Give only the count of lines containing "this".

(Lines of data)
* * * * * * * * *
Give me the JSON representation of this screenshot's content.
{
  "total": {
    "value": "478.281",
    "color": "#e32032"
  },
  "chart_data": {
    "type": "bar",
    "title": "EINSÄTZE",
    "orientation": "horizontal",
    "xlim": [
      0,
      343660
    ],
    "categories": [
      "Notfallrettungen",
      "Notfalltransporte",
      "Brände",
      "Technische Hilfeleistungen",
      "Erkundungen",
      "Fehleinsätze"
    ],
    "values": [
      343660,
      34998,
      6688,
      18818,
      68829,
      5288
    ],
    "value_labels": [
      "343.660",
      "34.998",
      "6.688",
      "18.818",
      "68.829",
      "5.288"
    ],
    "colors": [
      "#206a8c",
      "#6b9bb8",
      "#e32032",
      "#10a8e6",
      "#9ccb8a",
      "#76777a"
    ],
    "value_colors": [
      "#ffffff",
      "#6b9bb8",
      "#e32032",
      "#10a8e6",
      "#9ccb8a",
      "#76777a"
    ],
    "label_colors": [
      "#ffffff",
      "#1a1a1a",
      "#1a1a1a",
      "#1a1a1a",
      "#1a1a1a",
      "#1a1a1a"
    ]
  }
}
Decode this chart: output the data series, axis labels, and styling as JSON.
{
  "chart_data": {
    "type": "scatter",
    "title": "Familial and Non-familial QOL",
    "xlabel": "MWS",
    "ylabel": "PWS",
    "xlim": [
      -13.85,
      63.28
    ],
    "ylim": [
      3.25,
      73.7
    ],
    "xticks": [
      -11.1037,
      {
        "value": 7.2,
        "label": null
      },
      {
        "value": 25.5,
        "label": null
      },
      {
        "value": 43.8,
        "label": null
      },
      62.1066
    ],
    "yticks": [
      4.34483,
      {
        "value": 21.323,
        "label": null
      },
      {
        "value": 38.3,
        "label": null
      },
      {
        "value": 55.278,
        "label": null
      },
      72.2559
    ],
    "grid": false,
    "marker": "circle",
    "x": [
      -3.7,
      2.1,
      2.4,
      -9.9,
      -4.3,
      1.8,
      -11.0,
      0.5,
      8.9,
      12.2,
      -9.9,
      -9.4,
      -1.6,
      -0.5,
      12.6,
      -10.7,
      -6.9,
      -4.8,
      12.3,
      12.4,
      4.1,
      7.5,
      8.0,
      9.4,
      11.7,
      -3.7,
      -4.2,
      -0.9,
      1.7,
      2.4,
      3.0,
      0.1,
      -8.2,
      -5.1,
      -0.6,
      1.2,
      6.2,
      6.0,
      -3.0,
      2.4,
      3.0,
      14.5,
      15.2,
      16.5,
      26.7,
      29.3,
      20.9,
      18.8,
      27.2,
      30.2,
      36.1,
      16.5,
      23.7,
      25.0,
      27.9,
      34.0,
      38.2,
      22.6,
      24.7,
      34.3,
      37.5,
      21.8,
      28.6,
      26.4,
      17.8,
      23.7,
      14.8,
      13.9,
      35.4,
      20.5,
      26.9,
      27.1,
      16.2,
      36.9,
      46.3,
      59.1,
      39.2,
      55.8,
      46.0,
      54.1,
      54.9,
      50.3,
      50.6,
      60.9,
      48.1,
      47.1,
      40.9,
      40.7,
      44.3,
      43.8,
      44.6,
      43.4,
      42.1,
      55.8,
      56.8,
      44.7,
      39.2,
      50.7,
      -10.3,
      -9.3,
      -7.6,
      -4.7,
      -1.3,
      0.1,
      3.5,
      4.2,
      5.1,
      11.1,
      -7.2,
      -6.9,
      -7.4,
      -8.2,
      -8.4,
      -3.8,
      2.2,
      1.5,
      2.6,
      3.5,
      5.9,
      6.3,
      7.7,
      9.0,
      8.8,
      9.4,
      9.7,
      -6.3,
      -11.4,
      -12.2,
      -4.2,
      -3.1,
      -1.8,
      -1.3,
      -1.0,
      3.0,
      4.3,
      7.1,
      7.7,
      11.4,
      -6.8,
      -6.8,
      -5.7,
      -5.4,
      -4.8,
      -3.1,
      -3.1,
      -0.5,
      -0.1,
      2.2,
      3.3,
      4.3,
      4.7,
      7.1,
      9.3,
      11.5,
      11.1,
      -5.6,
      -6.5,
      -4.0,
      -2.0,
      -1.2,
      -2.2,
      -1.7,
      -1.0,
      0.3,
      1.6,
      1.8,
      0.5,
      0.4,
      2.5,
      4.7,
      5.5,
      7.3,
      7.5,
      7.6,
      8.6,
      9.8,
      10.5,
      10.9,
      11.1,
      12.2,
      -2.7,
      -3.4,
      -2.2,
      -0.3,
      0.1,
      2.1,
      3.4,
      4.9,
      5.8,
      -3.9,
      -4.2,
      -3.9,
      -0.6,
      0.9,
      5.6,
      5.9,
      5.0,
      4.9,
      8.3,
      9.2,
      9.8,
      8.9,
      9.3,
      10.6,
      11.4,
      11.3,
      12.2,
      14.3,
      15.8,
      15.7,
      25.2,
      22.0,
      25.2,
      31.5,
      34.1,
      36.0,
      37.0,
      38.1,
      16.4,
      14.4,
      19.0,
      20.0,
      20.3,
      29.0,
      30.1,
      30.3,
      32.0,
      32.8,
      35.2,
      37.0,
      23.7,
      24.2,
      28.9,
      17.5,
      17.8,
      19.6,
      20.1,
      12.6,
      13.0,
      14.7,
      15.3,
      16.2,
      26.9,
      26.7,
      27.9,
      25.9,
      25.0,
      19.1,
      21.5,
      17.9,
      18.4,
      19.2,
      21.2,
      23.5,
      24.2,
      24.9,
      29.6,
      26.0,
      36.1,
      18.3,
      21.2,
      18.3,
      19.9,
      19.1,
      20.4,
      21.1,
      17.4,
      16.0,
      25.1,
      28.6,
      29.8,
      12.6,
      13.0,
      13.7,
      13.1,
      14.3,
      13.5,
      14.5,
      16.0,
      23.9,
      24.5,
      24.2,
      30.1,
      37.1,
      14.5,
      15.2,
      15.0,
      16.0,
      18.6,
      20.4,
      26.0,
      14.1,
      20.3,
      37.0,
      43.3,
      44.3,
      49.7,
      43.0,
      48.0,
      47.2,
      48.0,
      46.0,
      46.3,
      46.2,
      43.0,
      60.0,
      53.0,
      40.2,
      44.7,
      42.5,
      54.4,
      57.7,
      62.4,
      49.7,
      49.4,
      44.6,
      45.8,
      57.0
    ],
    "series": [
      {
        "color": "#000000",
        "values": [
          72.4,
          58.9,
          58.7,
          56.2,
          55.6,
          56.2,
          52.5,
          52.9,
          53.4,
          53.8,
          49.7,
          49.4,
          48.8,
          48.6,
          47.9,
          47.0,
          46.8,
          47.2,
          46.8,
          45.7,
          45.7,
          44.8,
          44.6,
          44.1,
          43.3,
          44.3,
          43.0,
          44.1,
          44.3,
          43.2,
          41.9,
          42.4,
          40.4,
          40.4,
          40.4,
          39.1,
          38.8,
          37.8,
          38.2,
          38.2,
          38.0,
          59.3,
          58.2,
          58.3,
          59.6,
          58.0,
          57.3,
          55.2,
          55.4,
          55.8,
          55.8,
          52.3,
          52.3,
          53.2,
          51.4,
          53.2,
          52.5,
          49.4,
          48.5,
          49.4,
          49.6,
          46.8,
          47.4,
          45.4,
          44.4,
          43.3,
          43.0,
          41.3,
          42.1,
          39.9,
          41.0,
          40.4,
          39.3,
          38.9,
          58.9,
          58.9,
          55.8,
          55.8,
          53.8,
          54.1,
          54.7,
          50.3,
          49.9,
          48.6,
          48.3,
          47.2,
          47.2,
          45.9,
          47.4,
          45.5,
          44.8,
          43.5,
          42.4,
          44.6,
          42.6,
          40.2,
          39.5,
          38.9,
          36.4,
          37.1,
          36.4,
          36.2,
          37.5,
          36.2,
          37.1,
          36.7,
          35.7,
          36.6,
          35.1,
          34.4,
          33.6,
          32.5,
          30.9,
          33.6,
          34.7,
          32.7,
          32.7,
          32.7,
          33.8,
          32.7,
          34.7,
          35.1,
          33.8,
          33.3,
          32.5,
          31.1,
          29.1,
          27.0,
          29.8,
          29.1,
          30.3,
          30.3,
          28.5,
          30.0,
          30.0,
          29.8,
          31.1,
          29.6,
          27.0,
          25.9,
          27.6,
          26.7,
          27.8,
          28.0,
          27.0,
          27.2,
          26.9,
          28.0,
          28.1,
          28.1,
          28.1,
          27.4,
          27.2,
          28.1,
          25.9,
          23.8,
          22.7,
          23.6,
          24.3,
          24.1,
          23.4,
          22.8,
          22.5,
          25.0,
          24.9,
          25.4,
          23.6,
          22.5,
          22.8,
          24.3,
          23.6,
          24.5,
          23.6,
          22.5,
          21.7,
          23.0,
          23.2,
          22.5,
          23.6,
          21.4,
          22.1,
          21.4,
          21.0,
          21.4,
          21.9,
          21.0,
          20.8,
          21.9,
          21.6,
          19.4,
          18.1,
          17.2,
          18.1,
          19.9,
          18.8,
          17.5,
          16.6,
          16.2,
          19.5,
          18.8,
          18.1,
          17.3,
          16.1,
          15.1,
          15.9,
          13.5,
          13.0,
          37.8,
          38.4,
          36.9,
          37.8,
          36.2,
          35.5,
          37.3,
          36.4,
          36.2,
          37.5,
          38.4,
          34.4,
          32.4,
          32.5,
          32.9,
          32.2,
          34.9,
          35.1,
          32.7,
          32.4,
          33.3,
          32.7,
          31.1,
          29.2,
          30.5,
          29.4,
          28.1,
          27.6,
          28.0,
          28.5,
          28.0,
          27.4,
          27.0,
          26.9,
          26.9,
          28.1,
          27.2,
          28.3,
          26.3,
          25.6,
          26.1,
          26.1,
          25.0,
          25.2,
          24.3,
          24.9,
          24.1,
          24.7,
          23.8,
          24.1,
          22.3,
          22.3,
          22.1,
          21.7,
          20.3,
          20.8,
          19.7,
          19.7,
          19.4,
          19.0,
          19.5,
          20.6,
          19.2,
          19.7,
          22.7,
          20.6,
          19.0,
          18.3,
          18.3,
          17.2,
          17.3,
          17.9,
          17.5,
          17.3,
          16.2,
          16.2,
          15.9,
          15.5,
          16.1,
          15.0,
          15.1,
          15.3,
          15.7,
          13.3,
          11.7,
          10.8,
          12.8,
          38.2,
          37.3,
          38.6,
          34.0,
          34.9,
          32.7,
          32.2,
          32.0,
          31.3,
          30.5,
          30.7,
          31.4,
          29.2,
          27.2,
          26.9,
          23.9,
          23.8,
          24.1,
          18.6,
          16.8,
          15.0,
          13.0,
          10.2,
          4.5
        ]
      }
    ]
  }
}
* * * * * * * * *
Right answer: 2